> _Instructions for the task_
For the listing below, give the count of lines containing "triangle", and no other text.

> _Data_
•••
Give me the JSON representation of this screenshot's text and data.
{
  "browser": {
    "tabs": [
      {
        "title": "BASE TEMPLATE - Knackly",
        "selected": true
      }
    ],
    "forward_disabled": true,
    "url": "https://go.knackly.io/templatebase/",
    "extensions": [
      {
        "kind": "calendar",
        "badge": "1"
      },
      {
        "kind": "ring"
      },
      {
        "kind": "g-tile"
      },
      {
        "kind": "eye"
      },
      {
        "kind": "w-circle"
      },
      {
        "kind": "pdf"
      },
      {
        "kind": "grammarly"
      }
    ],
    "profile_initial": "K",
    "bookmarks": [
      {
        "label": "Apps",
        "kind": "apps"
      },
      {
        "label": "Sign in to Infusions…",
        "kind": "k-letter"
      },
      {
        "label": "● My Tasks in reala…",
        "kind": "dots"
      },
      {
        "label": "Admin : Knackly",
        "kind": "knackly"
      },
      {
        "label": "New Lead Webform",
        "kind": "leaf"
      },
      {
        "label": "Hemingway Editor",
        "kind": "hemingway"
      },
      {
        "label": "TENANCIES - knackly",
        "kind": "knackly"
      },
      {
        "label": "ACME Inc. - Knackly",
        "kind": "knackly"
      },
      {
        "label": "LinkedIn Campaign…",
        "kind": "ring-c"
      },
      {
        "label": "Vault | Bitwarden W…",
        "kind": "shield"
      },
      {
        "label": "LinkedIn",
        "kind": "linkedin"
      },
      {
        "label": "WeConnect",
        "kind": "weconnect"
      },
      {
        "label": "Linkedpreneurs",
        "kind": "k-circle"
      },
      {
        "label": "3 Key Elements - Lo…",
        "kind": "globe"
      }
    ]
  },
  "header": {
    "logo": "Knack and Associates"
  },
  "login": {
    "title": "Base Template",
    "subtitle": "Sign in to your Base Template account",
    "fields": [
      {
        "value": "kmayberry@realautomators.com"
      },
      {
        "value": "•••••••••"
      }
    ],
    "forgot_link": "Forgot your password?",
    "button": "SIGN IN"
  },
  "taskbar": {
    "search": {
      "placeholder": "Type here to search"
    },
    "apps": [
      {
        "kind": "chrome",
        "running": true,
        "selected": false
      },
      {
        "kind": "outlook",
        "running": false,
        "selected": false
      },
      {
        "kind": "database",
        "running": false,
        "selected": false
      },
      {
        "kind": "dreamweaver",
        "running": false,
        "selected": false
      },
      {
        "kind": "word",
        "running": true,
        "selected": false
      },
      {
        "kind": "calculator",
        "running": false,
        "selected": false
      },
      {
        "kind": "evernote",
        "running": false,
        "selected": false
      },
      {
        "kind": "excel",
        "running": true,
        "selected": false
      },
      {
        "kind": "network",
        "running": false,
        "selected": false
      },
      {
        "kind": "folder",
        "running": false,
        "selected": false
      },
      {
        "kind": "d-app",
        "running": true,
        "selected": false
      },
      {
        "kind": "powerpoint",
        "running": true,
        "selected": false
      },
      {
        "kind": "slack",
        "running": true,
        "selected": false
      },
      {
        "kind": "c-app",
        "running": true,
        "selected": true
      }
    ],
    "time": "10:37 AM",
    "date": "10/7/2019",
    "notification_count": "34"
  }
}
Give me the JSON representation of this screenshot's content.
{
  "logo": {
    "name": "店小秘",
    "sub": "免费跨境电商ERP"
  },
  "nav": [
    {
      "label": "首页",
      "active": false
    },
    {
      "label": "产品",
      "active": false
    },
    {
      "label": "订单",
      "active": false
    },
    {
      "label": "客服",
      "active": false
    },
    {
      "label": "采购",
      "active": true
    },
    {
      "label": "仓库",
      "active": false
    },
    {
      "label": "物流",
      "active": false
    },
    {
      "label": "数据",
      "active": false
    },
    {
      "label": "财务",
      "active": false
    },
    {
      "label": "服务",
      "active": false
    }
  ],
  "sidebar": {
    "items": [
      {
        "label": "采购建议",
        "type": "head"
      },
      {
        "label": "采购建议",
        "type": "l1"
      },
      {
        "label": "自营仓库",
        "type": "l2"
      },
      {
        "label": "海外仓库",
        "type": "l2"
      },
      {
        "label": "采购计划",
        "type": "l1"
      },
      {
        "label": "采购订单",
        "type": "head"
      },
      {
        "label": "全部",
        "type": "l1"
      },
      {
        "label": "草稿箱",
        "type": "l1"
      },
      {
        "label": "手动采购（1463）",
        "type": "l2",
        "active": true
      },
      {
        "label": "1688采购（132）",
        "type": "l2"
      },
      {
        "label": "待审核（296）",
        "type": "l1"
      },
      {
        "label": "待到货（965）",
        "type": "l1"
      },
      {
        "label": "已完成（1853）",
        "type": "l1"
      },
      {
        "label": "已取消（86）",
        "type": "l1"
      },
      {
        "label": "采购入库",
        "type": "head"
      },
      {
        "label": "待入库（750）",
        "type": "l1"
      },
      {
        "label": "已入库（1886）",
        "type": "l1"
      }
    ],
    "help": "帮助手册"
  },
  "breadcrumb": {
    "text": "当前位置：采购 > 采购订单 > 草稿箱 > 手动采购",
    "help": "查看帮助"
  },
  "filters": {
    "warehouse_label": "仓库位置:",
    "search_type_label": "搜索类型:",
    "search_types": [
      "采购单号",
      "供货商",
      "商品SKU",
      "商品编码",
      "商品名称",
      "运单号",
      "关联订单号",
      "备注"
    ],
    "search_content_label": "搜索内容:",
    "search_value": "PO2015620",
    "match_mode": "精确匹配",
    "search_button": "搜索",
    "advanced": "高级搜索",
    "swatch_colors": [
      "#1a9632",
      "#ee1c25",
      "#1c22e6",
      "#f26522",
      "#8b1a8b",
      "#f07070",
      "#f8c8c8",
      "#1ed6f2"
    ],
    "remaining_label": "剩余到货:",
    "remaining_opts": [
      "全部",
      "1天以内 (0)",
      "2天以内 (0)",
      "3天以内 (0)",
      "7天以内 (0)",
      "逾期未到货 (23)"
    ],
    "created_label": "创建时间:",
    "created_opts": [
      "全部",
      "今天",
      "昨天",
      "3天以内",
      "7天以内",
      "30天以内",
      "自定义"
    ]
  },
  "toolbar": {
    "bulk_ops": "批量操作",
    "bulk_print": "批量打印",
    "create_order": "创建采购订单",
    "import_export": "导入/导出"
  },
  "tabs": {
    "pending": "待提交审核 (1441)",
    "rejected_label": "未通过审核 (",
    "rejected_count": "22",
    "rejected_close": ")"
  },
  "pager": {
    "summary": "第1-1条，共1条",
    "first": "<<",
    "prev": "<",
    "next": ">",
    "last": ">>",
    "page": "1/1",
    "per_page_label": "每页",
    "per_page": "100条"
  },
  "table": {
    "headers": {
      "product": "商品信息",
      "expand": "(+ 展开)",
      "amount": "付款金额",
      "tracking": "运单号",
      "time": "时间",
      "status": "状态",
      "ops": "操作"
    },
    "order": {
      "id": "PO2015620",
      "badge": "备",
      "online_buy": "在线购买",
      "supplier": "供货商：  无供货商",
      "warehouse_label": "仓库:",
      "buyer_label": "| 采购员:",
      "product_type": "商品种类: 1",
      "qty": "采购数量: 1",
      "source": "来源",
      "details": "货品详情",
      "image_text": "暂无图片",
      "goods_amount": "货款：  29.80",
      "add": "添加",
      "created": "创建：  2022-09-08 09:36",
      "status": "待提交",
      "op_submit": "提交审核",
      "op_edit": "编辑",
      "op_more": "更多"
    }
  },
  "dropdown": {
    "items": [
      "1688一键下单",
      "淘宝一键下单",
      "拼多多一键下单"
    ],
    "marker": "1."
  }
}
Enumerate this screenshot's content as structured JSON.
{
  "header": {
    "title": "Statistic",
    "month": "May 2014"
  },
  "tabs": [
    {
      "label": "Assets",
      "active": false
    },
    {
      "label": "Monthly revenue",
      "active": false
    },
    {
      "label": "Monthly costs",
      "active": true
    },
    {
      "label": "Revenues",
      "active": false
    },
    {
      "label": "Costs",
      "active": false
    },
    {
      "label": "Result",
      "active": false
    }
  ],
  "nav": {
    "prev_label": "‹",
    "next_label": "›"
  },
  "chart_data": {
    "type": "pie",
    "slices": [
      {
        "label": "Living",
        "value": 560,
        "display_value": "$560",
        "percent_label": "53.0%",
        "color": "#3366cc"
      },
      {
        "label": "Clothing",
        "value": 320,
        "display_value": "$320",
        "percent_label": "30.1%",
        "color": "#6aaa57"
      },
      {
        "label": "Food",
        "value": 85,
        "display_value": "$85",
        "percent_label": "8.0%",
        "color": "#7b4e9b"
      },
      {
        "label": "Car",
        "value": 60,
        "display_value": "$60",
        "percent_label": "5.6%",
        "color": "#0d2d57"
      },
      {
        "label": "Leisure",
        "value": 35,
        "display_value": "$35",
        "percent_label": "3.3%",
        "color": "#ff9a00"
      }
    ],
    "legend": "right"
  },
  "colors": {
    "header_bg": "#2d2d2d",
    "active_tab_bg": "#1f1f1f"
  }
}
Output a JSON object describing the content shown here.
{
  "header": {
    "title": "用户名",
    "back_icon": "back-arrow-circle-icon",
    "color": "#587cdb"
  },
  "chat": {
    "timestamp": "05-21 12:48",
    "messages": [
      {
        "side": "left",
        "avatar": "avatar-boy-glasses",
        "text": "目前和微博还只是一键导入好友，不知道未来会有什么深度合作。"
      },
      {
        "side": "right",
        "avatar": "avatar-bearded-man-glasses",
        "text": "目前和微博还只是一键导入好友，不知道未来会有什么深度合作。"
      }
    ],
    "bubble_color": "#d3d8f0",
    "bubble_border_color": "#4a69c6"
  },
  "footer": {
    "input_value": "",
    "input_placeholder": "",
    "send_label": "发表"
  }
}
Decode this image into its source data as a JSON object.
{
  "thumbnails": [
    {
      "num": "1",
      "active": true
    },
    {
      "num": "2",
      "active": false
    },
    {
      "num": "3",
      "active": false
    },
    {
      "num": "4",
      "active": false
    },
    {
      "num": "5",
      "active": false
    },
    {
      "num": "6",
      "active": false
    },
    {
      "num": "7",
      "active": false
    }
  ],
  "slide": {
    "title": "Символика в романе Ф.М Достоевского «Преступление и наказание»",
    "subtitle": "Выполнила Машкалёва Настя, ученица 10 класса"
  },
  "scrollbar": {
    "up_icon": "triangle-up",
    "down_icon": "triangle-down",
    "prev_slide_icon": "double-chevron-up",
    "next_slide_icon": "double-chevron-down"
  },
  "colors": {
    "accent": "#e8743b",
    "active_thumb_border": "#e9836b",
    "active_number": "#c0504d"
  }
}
•••
> _Problem solution_
2